---- LISTING

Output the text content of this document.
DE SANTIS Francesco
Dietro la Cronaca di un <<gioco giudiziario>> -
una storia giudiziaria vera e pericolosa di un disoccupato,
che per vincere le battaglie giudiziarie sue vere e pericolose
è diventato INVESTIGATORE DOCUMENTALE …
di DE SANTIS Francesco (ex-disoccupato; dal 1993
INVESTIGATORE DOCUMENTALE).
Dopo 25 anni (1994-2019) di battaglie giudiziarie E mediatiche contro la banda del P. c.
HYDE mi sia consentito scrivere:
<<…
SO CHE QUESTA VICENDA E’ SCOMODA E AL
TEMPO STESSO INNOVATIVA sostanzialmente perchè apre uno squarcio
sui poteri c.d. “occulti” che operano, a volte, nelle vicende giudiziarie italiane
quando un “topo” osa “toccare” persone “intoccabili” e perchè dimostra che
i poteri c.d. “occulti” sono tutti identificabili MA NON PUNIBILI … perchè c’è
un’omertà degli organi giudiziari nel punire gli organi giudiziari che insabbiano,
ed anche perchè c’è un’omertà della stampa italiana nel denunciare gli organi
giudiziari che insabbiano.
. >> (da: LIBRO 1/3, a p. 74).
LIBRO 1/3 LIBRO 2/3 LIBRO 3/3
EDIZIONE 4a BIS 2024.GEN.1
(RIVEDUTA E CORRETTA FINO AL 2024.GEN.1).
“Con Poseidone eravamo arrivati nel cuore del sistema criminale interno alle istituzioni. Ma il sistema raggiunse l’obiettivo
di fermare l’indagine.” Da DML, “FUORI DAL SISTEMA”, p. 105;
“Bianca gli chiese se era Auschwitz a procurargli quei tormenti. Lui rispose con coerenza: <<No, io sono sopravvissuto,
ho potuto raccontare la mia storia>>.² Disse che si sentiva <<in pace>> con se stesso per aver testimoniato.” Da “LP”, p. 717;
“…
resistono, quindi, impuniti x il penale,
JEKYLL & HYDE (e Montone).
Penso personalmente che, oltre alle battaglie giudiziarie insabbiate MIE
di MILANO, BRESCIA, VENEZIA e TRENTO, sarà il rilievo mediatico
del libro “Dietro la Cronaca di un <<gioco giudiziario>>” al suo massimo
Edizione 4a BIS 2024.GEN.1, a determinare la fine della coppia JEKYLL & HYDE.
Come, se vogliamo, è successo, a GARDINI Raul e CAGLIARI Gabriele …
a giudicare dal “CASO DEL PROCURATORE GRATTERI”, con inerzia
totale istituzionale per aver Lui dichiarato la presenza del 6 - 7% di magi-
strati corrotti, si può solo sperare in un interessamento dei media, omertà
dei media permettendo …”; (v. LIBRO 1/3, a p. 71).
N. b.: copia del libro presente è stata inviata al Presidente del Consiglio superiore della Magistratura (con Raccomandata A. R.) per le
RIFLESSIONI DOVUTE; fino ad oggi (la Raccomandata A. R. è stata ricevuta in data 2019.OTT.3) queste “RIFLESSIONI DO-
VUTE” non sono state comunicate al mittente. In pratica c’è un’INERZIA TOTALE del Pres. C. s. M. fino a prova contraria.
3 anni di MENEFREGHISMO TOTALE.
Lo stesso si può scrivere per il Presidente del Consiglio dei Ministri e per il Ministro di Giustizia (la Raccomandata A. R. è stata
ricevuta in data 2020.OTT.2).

--------

■ DO THIS ■
Copy out the whole listing, exactly as written.

■ RESULT BELOW ■
Output the text content of this document.
DE SANTIS Francesco
Dietro la Cronaca di un <<gioco giudiziario>> -
una storia giudiziaria vera e pericolosa di un disoccupato,
che per vincere le battaglie giudiziarie sue vere e pericolose
è diventato INVESTIGATORE DOCUMENTALE …
di DE SANTIS Francesco (ex-disoccupato; dal 1993
INVESTIGATORE DOCUMENTALE).
Dopo 25 anni (1994-2019) di battaglie giudiziarie E mediatiche contro la banda del P. c.
HYDE mi sia consentito scrivere:
<<…
SO CHE QUESTA VICENDA E’ SCOMODA E AL
TEMPO STESSO INNOVATIVA sostanzialmente perchè apre uno squarcio
sui poteri c.d. “occulti” che operano, a volte, nelle vicende giudiziarie italiane
quando un “topo” osa “toccare” persone “intoccabili” e perchè dimostra che
i poteri c.d. “occulti” sono tutti identificabili MA NON PUNIBILI … perchè c’è
un’omertà degli organi giudiziari nel punire gli organi giudiziari che insabbiano,
ed anche perchè c’è un’omertà della stampa italiana nel denunciare gli organi
giudiziari che insabbiano.
. >> (da: LIBRO 1/3, a p. 74).
LIBRO 1/3 LIBRO 2/3 LIBRO 3/3
EDIZIONE 4a BIS 2024.GEN.1
(RIVEDUTA E CORRETTA FINO AL 2024.GEN.1).
“Con Poseidone eravamo arrivati nel cuore del sistema criminale interno alle istituzioni. Ma il sistema raggiunse l’obiettivo
di fermare l’indagine.” Da DML, “FUORI DAL SISTEMA”, p. 105;
“Bianca gli chiese se era Auschwitz a procurargli quei tormenti. Lui rispose con coerenza: <<No, io sono sopravvissuto,
ho potuto raccontare la mia storia>>.² Disse che si sentiva <<in pace>> con se stesso per aver testimoniato.” Da “LP”, p. 717;
“…
resistono, quindi, impuniti x il penale,
JEKYLL & HYDE (e Montone).
Penso personalmente che, oltre alle battaglie giudiziarie insabbiate MIE
di MILANO, BRESCIA, VENEZIA e TRENTO, sarà il rilievo mediatico
del libro “Dietro la Cronaca di un <<gioco giudiziario>>” al suo massimo
Edizione 4a BIS 2024.GEN.1, a determinare la fine della coppia JEKYLL & HYDE.
Come, se vogliamo, è successo, a GARDINI Raul e CAGLIARI Gabriele …
a giudicare dal “CASO DEL PROCURATORE GRATTERI”, con inerzia
totale istituzionale per aver Lui dichiarato la presenza del 6 - 7% di magi-
strati corrotti, si può solo sperare in un interessamento dei media, omertà
dei media permettendo …”; (v. LIBRO 1/3, a p. 71).
N. b.: copia del libro presente è stata inviata al Presidente del Consiglio superiore della Magistratura (con Raccomandata A. R.) per le
RIFLESSIONI DOVUTE; fino ad oggi (la Raccomandata A. R. è stata ricevuta in data 2019.OTT.3) queste “RIFLESSIONI DO-
VUTE” non sono state comunicate al mittente. In pratica c’è un’INERZIA TOTALE del Pres. C. s. M. fino a prova contraria.
3 anni di MENEFREGHISMO TOTALE.
Lo stesso si può scrivere per il Presidente del Consiglio dei Ministri e per il Ministro di Giustizia (la Raccomandata A. R. è stata
ricevuta in data 2020.OTT.2).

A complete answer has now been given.